GOAL OF THE EXERCISE:
Copy every line of the data that includes the string "Sales".

MATERIAL FOR THIS TASK:
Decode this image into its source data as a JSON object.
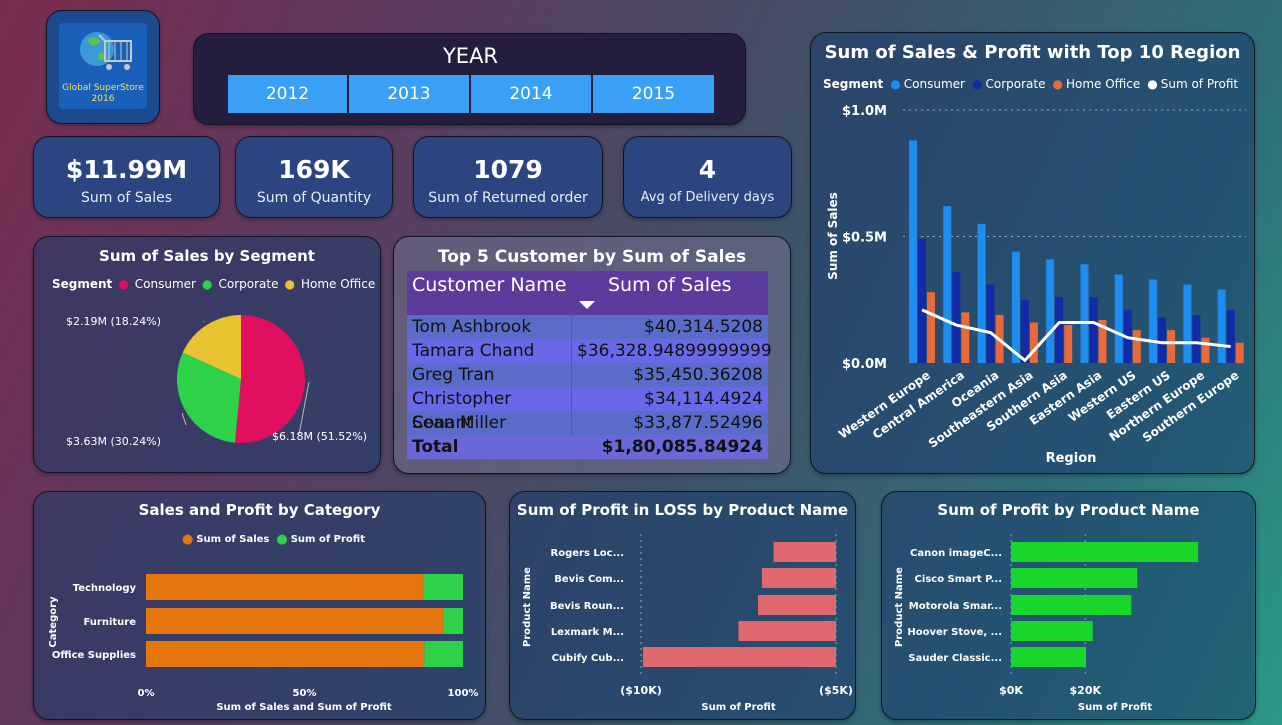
{
  "logo": {
    "line1": "Global SuperStore",
    "line2": "2016"
  },
  "year_slicer": {
    "title": "YEAR",
    "years": [
      "2012",
      "2013",
      "2014",
      "2015"
    ]
  },
  "kpis": [
    {
      "value": "$11.99M",
      "label": "Sum of Sales"
    },
    {
      "value": "169K",
      "label": "Sum of Quantity"
    },
    {
      "value": "1079",
      "label": "Sum of Returned order"
    },
    {
      "value": "4",
      "label": "Avg of Delivery days"
    }
  ],
  "chart_data": [
    {
      "type": "pie",
      "title": "Sum of Sales by Segment",
      "legend_title": "Segment",
      "categories": [
        "Consumer",
        "Corporate",
        "Home Office"
      ],
      "values": [
        6.18,
        3.63,
        2.19
      ],
      "data_labels": [
        "$6.18M (51.52%)",
        "$3.63M (30.24%)",
        "$2.19M (18.24%)"
      ],
      "colors": [
        "#e0105f",
        "#2ed14a",
        "#e8c230"
      ]
    },
    {
      "type": "table",
      "title": "Top 5 Customer by Sum of Sales",
      "columns": [
        "Customer Name",
        "Sum of Sales"
      ],
      "rows": [
        [
          "Tom Ashbrook",
          "$40,314.5208"
        ],
        [
          "Tamara Chand",
          "$36,328.94899999999"
        ],
        [
          "Greg Tran",
          "$35,450.36208"
        ],
        [
          "Christopher Conant",
          "$34,114.4924"
        ],
        [
          "Sean Miller",
          "$33,877.52496"
        ]
      ],
      "total": [
        "Total",
        "$1,80,085.84924"
      ]
    },
    {
      "type": "bar",
      "title": "Sum of Sales & Profit with Top 10 Region",
      "legend_title": "Segment",
      "categories": [
        "Western Europe",
        "Central America",
        "Oceania",
        "Southeastern Asia",
        "Southern Asia",
        "Eastern Asia",
        "Western US",
        "Eastern US",
        "Northern Europe",
        "Southern Europe"
      ],
      "series": [
        {
          "name": "Consumer",
          "color": "#1e8cf0",
          "values": [
            0.88,
            0.62,
            0.55,
            0.44,
            0.41,
            0.39,
            0.35,
            0.33,
            0.31,
            0.29
          ]
        },
        {
          "name": "Corporate",
          "color": "#1229a8",
          "values": [
            0.49,
            0.36,
            0.31,
            0.25,
            0.26,
            0.26,
            0.21,
            0.18,
            0.19,
            0.21
          ]
        },
        {
          "name": "Home Office",
          "color": "#e8693a",
          "values": [
            0.28,
            0.2,
            0.19,
            0.16,
            0.15,
            0.17,
            0.13,
            0.13,
            0.1,
            0.08
          ]
        },
        {
          "name": "Sum of Profit",
          "color": "#ffffff",
          "type": "line",
          "values": [
            0.21,
            0.15,
            0.12,
            0.01,
            0.16,
            0.16,
            0.1,
            0.08,
            0.08,
            0.065
          ]
        }
      ],
      "xlabel": "Region",
      "ylabel": "Sum of Sales",
      "yticks": [
        "$0.0M",
        "$0.5M",
        "$1.0M"
      ],
      "ylim": [
        0,
        1.0
      ]
    },
    {
      "type": "bar",
      "orientation": "horizontal-stacked-100",
      "title": "Sales and Profit by Category",
      "categories": [
        "Technology",
        "Furniture",
        "Office Supplies"
      ],
      "series": [
        {
          "name": "Sum of Sales",
          "color": "#e5760e",
          "values": [
            87.5,
            93.8,
            87.8
          ]
        },
        {
          "name": "Sum of Profit",
          "color": "#2ed14a",
          "values": [
            12.5,
            6.2,
            12.2
          ]
        }
      ],
      "xticks": [
        "0%",
        "50%",
        "100%"
      ],
      "xlabel": "Sum of Sales and Sum of Profit",
      "ylabel": "Category"
    },
    {
      "type": "bar",
      "orientation": "horizontal",
      "title": "Sum of Profit in LOSS by Product Name",
      "categories": [
        "Rogers Loc...",
        "Bevis Com...",
        "Bevis Roun...",
        "Lexmark M...",
        "Cubify Cub..."
      ],
      "values": [
        -3200,
        -3800,
        -4000,
        -5000,
        -9900
      ],
      "xlim": [
        -10000,
        0
      ],
      "xticks": [
        "($10K)",
        "($5K)",
        "$0K"
      ],
      "xlabel": "Sum of Profit",
      "ylabel": "Product Name",
      "color": "#e06870"
    },
    {
      "type": "bar",
      "orientation": "horizontal",
      "title": "Sum of Profit by Product Name",
      "categories": [
        "Canon imageC...",
        "Cisco Smart P...",
        "Motorola Smar...",
        "Hoover Stove, ...",
        "Sauder Classic..."
      ],
      "values": [
        25200,
        17000,
        16200,
        11000,
        10100
      ],
      "xlim": [
        0,
        28000
      ],
      "xticks": [
        "$0K",
        "$20K"
      ],
      "xlabel": "Sum of Profit",
      "ylabel": "Product Name",
      "color": "#18d62a"
    }
  ]
}
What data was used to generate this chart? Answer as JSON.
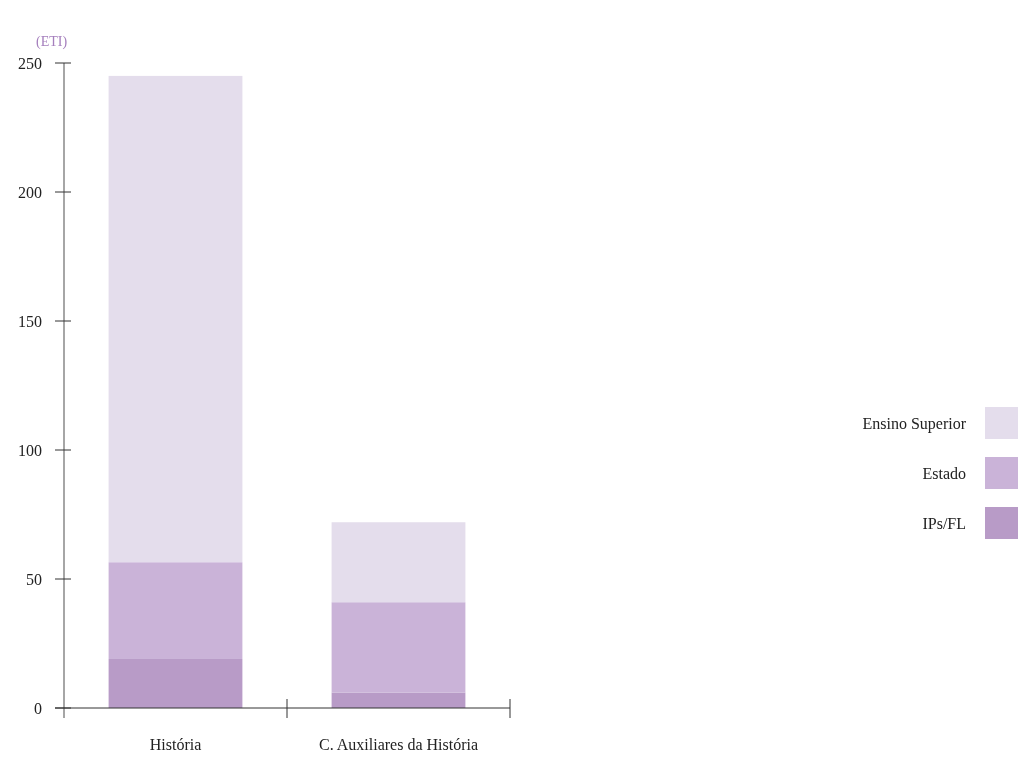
{
  "chart_data": {
    "type": "bar",
    "stacked": true,
    "ylabel": "(ETI)",
    "categories": [
      "História",
      "C. Auxiliares da História"
    ],
    "series": [
      {
        "name": "IPs/FL",
        "color": "#b89bc7",
        "values": [
          19,
          6
        ]
      },
      {
        "name": "Estado",
        "color": "#cab3d8",
        "values": [
          37.5,
          35
        ]
      },
      {
        "name": "Ensino Superior",
        "color": "#e4ddec",
        "values": [
          188.5,
          31
        ]
      }
    ],
    "ylim": [
      0,
      250
    ],
    "yticks": [
      0,
      50,
      100,
      150,
      200,
      250
    ],
    "legend": "right",
    "grid": false
  }
}
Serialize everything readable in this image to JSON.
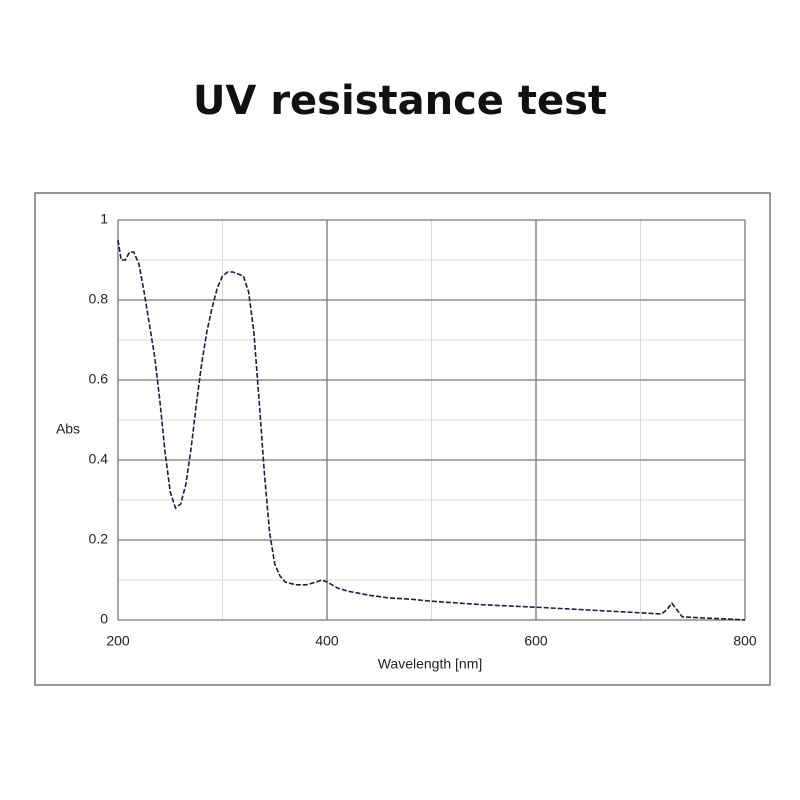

RESULT OF THE EXERCISE:
      "label": "Sum of Sales"
      "title": "Sum of Sales by Segment",
      "title": "Top 5 Customer by Sum of Sales",
        "Sum of Sales"
      "title": "Sum of Sales & Profit with Top 10 Region",
      "ylabel": "Sum of Sales",
      "title": "Sales and Profit by Category",
          "name": "Sum of Sales",
      "xlabel": "Sum of Sales and Sum of Profit",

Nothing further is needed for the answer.